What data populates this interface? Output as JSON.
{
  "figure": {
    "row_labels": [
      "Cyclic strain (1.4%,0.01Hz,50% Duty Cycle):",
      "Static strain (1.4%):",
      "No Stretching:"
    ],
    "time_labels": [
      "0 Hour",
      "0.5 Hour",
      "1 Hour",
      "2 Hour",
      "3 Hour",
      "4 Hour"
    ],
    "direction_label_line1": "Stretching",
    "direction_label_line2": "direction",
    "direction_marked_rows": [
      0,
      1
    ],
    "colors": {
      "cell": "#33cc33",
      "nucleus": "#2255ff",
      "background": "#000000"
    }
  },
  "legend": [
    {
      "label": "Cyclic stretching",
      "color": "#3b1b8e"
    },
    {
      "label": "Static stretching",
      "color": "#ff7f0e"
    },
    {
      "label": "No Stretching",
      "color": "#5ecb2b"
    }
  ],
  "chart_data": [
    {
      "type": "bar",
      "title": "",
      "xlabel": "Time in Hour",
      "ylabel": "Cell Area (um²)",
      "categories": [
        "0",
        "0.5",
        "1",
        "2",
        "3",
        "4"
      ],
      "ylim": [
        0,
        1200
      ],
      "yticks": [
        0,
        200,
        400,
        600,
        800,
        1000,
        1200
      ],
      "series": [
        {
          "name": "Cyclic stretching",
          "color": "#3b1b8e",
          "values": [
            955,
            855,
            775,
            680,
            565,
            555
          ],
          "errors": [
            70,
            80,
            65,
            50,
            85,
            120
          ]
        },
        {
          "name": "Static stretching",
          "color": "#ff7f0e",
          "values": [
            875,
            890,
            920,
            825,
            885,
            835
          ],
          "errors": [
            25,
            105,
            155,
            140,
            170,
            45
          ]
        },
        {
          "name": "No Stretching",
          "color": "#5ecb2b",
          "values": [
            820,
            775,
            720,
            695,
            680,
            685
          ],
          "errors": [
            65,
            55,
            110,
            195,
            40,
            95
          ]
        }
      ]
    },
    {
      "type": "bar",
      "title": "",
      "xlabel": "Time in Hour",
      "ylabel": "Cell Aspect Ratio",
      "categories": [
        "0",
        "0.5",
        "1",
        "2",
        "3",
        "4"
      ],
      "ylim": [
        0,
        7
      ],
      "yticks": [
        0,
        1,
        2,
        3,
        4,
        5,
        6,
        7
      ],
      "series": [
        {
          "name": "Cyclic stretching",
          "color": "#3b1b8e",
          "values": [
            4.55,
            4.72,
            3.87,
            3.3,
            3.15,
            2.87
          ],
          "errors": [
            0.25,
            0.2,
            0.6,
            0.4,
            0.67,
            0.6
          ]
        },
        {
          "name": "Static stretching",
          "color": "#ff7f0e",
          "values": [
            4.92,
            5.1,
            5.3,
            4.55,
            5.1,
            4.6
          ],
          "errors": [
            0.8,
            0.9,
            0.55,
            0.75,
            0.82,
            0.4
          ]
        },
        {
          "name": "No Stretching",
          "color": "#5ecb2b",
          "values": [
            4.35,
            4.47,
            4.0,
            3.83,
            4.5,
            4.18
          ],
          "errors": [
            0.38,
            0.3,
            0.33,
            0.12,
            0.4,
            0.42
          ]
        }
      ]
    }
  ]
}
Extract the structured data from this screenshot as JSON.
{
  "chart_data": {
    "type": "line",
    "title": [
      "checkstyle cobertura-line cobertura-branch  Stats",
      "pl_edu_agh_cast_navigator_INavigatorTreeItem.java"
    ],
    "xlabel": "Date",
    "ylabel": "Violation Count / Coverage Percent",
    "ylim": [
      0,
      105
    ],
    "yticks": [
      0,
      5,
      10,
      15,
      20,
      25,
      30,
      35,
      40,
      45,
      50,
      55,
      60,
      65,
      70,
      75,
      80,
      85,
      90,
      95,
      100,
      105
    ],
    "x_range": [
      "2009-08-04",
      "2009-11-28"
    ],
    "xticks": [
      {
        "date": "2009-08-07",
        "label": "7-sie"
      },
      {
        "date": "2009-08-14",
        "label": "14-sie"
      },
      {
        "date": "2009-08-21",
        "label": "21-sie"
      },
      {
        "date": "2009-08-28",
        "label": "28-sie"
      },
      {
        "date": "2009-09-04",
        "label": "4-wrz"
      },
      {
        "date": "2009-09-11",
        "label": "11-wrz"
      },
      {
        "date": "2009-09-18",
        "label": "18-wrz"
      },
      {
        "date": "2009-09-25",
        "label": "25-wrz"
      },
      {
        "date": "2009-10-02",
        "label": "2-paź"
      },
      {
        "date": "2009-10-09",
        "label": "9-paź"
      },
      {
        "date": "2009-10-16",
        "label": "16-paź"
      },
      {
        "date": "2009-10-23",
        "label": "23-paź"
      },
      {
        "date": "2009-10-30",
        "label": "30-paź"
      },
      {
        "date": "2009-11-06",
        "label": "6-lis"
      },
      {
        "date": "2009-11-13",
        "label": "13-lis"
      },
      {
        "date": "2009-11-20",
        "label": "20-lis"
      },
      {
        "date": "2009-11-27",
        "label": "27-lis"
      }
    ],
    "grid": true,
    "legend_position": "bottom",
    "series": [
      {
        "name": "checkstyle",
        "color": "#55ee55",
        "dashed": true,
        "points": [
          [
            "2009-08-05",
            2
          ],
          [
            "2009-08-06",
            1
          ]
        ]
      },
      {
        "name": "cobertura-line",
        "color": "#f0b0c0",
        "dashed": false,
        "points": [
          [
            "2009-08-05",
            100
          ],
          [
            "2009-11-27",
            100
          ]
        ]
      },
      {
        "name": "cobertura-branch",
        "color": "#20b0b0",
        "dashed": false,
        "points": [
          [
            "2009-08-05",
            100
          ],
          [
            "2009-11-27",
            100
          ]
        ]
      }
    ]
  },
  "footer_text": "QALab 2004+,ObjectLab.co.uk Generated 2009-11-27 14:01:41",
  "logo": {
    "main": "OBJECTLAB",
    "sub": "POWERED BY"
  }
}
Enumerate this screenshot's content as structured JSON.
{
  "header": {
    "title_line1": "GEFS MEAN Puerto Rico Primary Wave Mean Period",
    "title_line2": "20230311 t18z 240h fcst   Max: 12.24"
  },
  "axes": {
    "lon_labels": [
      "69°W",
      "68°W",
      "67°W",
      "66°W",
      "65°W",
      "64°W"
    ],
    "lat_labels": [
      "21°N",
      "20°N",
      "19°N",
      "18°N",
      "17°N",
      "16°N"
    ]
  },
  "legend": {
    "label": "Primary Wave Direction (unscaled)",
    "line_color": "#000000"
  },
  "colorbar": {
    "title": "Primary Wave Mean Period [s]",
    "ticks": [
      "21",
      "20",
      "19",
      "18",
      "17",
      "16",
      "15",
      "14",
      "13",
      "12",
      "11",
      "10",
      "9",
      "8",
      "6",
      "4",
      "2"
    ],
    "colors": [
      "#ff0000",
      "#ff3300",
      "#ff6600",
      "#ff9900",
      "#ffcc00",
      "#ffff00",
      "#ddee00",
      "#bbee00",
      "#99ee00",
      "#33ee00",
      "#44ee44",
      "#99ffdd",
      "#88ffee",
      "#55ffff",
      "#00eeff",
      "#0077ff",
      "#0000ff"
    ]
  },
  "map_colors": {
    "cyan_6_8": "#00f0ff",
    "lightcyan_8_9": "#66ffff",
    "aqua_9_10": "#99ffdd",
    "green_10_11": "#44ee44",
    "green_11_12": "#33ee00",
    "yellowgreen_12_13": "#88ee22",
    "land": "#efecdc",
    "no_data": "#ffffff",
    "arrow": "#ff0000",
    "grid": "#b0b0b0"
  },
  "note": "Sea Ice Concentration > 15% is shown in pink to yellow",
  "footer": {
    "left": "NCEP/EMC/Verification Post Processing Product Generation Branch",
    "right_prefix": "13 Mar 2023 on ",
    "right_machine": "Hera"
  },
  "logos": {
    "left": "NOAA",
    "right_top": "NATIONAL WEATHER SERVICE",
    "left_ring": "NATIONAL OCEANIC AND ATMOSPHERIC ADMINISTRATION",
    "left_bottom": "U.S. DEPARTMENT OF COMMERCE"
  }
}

:::::

[Exercise description]
Search the lines above for the string "this" and copy each line that has it.

[Answer]
What data populates this interface? Output as JSON.
Extract the structured data from this screenshot as JSON.
Enumerate this screenshot's content as structured JSON.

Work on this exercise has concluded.